**Aim of the exercise:** Select all lines holding the word "ALARMS" from the entries that follow.
**********
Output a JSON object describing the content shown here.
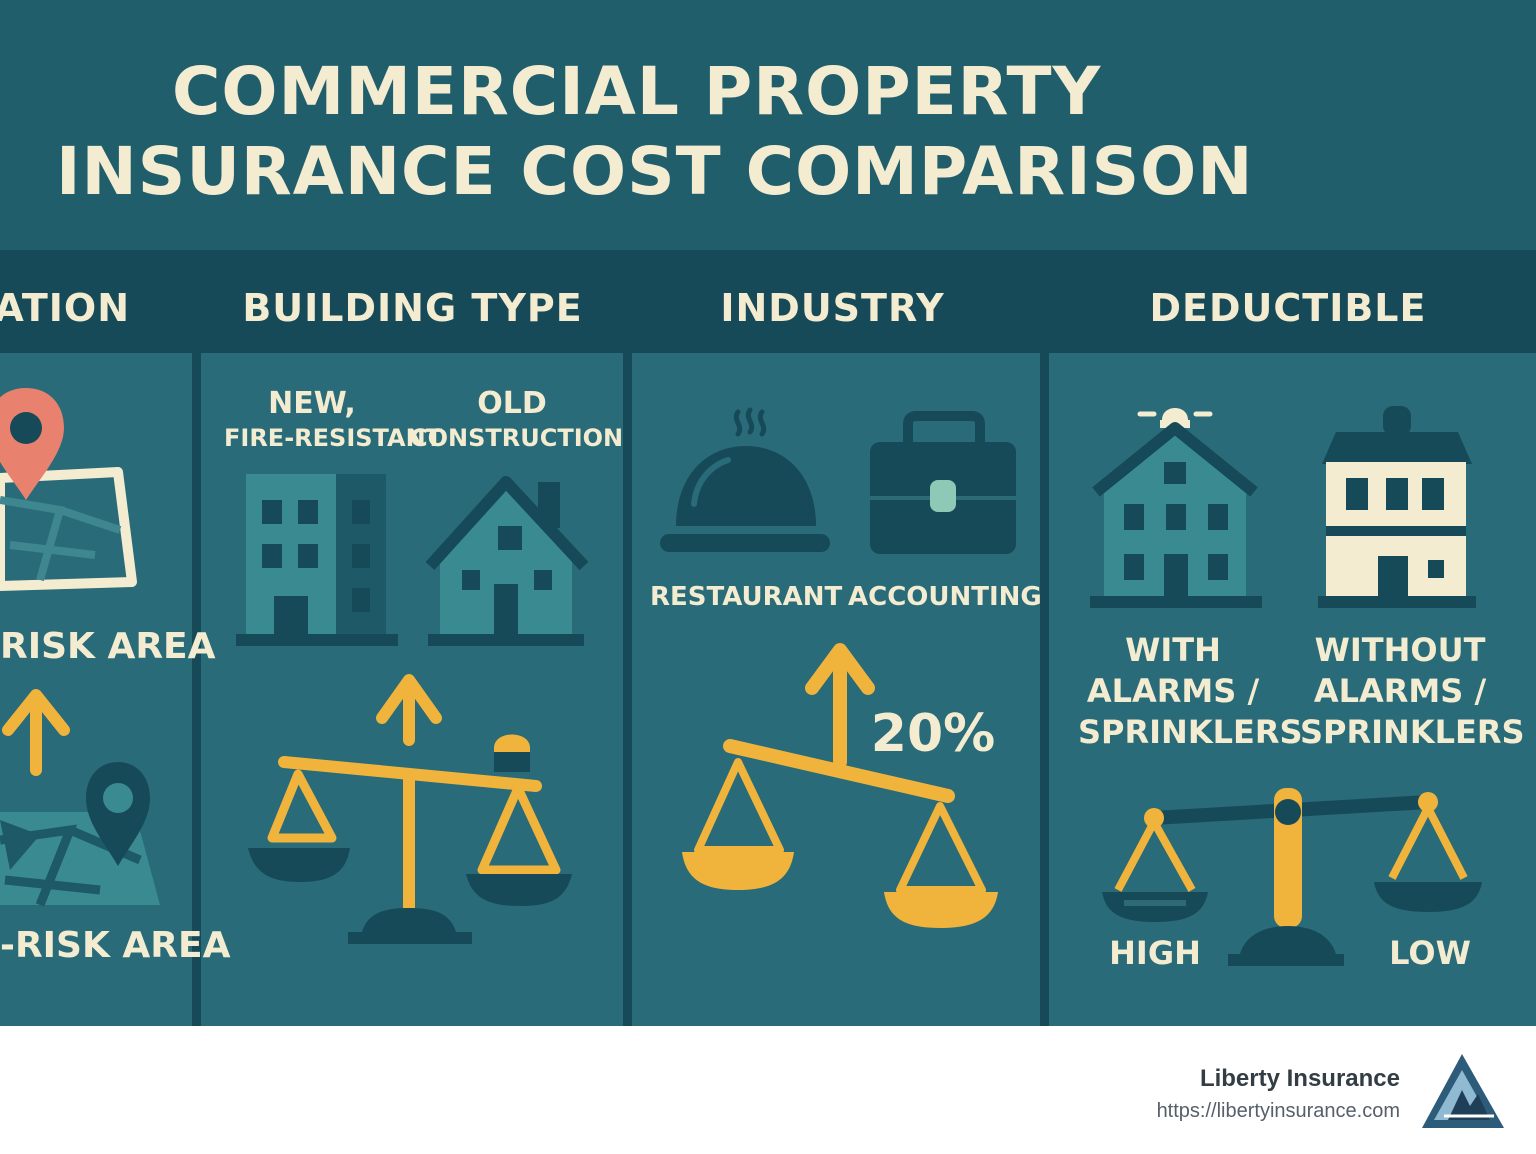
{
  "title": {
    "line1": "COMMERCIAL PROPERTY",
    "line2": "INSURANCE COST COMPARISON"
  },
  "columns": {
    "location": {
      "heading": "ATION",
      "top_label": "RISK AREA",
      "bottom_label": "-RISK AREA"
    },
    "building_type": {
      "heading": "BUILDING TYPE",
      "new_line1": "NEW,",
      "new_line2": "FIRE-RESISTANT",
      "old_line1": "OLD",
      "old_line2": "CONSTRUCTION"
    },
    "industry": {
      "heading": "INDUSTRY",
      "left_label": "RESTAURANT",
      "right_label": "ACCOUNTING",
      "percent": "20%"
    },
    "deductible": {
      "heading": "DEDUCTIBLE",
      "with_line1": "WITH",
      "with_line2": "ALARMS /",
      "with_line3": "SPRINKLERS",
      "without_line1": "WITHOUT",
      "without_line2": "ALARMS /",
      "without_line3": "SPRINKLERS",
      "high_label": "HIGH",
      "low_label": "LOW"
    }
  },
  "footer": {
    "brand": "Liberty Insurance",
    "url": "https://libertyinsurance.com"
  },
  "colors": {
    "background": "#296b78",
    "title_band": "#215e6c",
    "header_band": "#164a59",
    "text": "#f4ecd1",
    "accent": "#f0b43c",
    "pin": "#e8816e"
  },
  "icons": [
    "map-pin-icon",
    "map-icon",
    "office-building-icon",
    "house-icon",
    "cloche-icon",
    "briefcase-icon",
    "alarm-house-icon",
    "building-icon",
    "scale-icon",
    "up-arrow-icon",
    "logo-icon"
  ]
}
**********
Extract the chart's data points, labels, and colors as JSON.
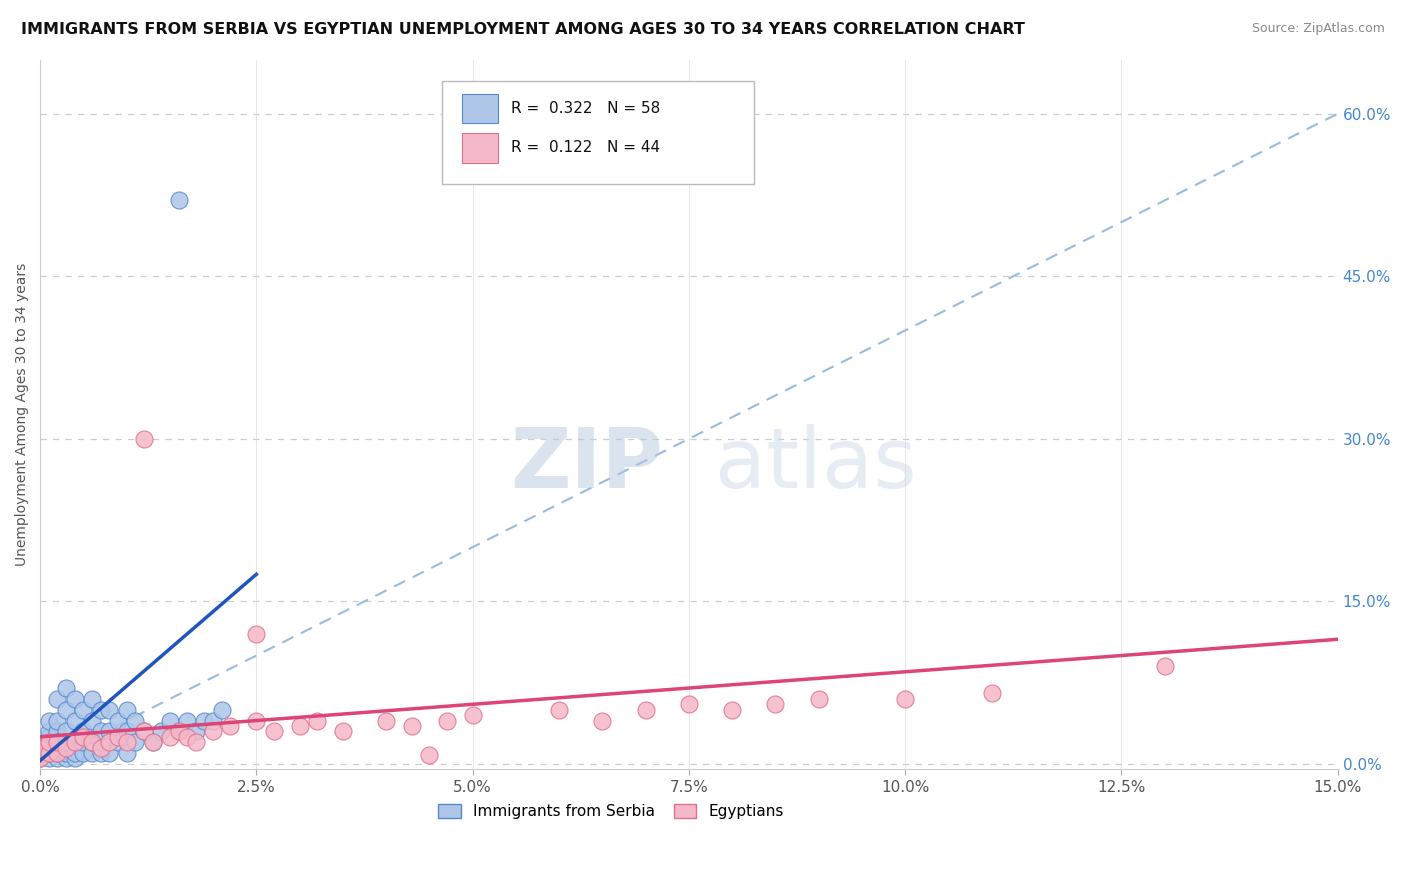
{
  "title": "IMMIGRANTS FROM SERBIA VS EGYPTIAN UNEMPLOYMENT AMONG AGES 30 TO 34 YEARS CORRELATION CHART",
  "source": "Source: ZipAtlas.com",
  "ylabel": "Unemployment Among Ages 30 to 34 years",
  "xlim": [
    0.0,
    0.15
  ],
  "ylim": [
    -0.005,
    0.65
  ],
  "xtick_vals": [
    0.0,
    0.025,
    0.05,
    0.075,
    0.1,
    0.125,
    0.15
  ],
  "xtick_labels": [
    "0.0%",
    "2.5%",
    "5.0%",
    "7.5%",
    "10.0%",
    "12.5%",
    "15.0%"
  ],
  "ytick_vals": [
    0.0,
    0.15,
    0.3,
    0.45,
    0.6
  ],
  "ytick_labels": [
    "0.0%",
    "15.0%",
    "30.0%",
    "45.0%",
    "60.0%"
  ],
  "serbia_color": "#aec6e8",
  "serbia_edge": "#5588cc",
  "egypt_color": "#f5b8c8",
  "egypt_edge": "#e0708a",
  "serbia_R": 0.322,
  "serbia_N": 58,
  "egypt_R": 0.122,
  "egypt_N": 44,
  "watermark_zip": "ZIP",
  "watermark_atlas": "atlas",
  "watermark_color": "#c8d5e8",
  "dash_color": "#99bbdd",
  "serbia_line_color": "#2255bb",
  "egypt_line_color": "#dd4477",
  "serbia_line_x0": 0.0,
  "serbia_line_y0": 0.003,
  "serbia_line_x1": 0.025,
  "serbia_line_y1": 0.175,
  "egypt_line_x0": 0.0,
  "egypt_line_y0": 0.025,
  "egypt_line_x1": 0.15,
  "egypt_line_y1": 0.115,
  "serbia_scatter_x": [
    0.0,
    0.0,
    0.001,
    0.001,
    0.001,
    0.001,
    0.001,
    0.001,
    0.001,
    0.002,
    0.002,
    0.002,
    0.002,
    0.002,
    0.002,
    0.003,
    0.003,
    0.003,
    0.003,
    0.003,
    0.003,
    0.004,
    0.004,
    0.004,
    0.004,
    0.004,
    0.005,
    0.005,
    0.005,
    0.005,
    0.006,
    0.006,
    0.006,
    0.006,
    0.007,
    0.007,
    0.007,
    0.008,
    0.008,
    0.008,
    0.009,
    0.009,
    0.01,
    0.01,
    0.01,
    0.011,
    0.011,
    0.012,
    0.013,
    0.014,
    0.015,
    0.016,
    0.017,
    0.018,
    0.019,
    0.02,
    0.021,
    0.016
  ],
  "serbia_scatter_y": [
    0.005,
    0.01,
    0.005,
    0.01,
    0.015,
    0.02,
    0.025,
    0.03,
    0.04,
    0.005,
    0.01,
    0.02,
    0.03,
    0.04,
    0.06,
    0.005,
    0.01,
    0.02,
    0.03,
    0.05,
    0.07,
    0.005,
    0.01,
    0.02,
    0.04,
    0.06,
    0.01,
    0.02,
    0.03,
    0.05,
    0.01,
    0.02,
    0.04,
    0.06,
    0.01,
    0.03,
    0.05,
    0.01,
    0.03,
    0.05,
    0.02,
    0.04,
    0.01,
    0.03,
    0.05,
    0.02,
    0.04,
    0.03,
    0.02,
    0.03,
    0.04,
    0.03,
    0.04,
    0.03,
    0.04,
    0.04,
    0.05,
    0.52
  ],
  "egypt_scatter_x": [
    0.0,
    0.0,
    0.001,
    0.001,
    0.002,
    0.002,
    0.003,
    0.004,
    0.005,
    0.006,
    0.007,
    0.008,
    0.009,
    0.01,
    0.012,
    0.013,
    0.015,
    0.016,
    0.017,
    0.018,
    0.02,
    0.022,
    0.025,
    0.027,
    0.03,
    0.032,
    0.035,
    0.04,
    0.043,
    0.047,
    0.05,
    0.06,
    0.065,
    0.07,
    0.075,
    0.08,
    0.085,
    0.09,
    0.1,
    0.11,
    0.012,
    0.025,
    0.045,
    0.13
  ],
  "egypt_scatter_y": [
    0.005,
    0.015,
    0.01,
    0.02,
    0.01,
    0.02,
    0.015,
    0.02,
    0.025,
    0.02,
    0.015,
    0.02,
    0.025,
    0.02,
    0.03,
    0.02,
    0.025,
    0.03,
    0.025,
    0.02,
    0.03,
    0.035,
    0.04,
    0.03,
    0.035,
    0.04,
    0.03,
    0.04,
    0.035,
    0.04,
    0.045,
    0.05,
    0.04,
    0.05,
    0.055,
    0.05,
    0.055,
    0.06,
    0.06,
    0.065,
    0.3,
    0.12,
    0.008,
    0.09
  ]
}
**********
**The answer:**
      "with_line2": "ALARMS /",
      "without_line2": "ALARMS /",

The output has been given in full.